Given problem
Copy the material below line for line, without changing anything.

==========

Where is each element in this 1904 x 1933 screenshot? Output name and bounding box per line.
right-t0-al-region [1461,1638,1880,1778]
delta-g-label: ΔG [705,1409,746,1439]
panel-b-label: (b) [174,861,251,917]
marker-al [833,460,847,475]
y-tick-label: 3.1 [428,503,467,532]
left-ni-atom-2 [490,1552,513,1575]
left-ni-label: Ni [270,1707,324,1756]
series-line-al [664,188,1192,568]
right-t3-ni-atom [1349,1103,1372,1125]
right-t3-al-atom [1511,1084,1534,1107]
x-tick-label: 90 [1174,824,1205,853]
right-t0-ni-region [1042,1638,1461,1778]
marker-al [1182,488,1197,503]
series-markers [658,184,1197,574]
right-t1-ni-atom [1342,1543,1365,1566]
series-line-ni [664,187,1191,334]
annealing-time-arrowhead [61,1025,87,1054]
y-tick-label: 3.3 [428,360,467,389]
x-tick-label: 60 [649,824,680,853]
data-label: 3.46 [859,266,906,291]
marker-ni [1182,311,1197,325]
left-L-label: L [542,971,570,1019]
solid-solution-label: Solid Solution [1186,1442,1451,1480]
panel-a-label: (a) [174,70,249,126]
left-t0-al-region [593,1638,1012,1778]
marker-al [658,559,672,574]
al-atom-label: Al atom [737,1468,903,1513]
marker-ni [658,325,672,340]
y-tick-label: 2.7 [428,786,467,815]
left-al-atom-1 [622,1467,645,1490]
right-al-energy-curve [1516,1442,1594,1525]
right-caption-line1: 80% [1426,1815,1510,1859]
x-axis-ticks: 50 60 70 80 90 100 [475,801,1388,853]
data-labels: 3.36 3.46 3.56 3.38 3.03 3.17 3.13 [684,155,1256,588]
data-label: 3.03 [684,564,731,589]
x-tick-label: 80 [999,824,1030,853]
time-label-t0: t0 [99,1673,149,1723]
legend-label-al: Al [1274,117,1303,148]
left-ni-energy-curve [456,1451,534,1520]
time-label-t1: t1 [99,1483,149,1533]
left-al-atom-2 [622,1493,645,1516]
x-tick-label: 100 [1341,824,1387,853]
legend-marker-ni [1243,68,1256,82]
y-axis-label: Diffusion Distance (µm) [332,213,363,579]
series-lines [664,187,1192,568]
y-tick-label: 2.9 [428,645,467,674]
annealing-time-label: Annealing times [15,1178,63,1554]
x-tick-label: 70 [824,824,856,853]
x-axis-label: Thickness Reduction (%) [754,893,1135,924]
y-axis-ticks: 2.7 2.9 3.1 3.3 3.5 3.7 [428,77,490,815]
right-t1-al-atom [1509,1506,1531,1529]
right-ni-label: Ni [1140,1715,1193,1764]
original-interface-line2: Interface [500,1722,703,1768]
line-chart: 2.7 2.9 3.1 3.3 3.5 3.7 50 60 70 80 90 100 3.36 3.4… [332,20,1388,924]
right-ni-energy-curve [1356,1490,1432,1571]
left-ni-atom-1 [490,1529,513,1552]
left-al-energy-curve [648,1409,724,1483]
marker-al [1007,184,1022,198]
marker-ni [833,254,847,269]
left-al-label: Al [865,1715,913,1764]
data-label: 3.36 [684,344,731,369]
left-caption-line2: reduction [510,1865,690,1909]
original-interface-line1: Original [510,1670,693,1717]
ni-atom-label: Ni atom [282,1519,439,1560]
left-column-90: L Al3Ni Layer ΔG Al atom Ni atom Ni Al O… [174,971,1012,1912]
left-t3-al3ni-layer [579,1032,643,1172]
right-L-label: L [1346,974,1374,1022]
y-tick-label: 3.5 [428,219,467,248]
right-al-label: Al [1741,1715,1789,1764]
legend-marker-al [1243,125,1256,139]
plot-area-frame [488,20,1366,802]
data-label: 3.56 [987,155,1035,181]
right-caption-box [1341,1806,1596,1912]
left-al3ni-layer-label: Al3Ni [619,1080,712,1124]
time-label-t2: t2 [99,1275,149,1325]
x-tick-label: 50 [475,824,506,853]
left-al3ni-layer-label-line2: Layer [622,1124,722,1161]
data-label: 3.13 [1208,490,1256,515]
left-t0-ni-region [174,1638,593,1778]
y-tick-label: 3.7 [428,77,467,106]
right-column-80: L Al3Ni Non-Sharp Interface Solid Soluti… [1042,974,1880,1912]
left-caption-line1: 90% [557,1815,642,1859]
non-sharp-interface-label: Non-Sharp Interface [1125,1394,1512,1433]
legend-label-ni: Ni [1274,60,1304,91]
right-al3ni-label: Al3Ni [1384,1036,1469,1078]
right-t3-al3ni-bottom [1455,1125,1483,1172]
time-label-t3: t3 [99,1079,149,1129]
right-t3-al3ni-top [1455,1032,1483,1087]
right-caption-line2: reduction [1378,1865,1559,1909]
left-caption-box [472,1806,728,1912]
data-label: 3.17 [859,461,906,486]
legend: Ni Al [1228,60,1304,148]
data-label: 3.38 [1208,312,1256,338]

==========

Expected answer
Where is each element in this 1904 x 1933 screenshot? Output name and bounding box per line.
right-t0-al-region [1461,1638,1880,1778]
delta-g-label: ΔG [705,1409,746,1439]
panel-b-label: (b) [174,861,251,917]
marker-al [833,460,847,475]
y-tick-label: 3.1 [428,503,467,532]
left-ni-atom-2 [490,1552,513,1575]
left-ni-label: Ni [270,1707,324,1756]
series-line-al [664,188,1192,568]
right-t3-ni-atom [1349,1103,1372,1125]
right-t3-al-atom [1511,1084,1534,1107]
x-tick-label: 90 [1174,824,1205,853]
right-t0-ni-region [1042,1638,1461,1778]
marker-al [1182,488,1197,503]
series-markers [658,184,1197,574]
right-t1-ni-atom [1342,1543,1365,1566]
series-line-ni [664,187,1191,334]
annealing-time-arrowhead [61,1025,87,1054]
y-tick-label: 3.3 [428,360,467,389]
x-tick-label: 60 [649,824,680,853]
data-label: 3.46 [859,266,906,291]
marker-ni [1182,311,1197,325]
left-L-label: L [542,971,570,1019]
solid-solution-label: Solid Solution [1186,1442,1451,1480]
panel-a-label: (a) [174,70,249,126]
left-t0-al-region [593,1638,1012,1778]
marker-al [658,559,672,574]
al-atom-label: Al atom [737,1468,903,1513]
marker-ni [658,325,672,340]
y-tick-label: 2.7 [428,786,467,815]
left-al-atom-1 [622,1467,645,1490]
right-al-energy-curve [1516,1442,1594,1525]
right-caption-line1: 80% [1426,1815,1510,1859]
x-axis-ticks: 50 60 70 80 90 100 [475,801,1388,853]
data-labels: 3.36 3.46 3.56 3.38 3.03 3.17 3.13 [684,155,1256,588]
data-label: 3.03 [684,564,731,589]
x-tick-label: 80 [999,824,1030,853]
time-label-t0: t0 [99,1673,149,1723]
legend-label-al: Al [1274,117,1303,148]
left-ni-energy-curve [456,1451,534,1520]
time-label-t1: t1 [99,1483,149,1533]
left-al-atom-2 [622,1493,645,1516]
x-tick-label: 100 [1341,824,1387,853]
legend-marker-ni [1243,68,1256,82]
y-axis-label: Diffusion Distance (µm) [332,213,363,579]
series-lines [664,187,1192,568]
y-tick-label: 2.9 [428,645,467,674]
annealing-time-label: Annealing times [15,1178,63,1554]
x-tick-label: 70 [824,824,856,853]
x-axis-label: Thickness Reduction (%) [754,893,1135,924]
y-axis-ticks: 2.7 2.9 3.1 3.3 3.5 3.7 [428,77,490,815]
right-t1-al-atom [1509,1506,1531,1529]
right-ni-label: Ni [1140,1715,1193,1764]
original-interface-line2: Interface [500,1722,703,1768]
line-chart: 2.7 2.9 3.1 3.3 3.5 3.7 50 60 70 80 90 100 3.36 3.4… [332,20,1388,924]
right-ni-energy-curve [1356,1490,1432,1571]
left-ni-atom-1 [490,1529,513,1552]
left-al-energy-curve [648,1409,724,1483]
marker-al [1007,184,1022,198]
marker-ni [833,254,847,269]
left-al-label: Al [865,1715,913,1764]
data-label: 3.36 [684,344,731,369]
left-caption-line2: reduction [510,1865,690,1909]
original-interface-line1: Original [510,1670,693,1717]
ni-atom-label: Ni atom [282,1519,439,1560]
left-column-90: L Al3Ni Layer ΔG Al atom Ni atom Ni Al O… [174,971,1012,1912]
left-t3-al3ni-layer [579,1032,643,1172]
right-L-label: L [1346,974,1374,1022]
y-tick-label: 3.5 [428,219,467,248]
right-al-label: Al [1741,1715,1789,1764]
legend-marker-al [1243,125,1256,139]
plot-area-frame [488,20,1366,802]
data-label: 3.56 [987,155,1035,181]
right-caption-box [1341,1806,1596,1912]
left-al3ni-layer-label: Al3Ni [619,1080,712,1124]
time-label-t2: t2 [99,1275,149,1325]
x-tick-label: 50 [475,824,506,853]
left-al3ni-layer-label-line2: Layer [622,1124,722,1161]
data-label: 3.13 [1208,490,1256,515]
left-t0-ni-region [174,1638,593,1778]
y-tick-label: 3.7 [428,77,467,106]
right-column-80: L Al3Ni Non-Sharp Interface Solid Soluti… [1042,974,1880,1912]
left-caption-line1: 90% [557,1815,642,1859]
non-sharp-interface-label: Non-Sharp Interface [1125,1394,1512,1433]
legend-label-ni: Ni [1274,60,1304,91]
right-al3ni-label: Al3Ni [1384,1036,1469,1078]
right-t3-al3ni-bottom [1455,1125,1483,1172]
time-label-t3: t3 [99,1079,149,1129]
right-t3-al3ni-top [1455,1032,1483,1087]
right-caption-line2: reduction [1378,1865,1559,1909]
left-caption-box [472,1806,728,1912]
data-label: 3.17 [859,461,906,486]
legend: Ni Al [1228,60,1304,148]
data-label: 3.38 [1208,312,1256,338]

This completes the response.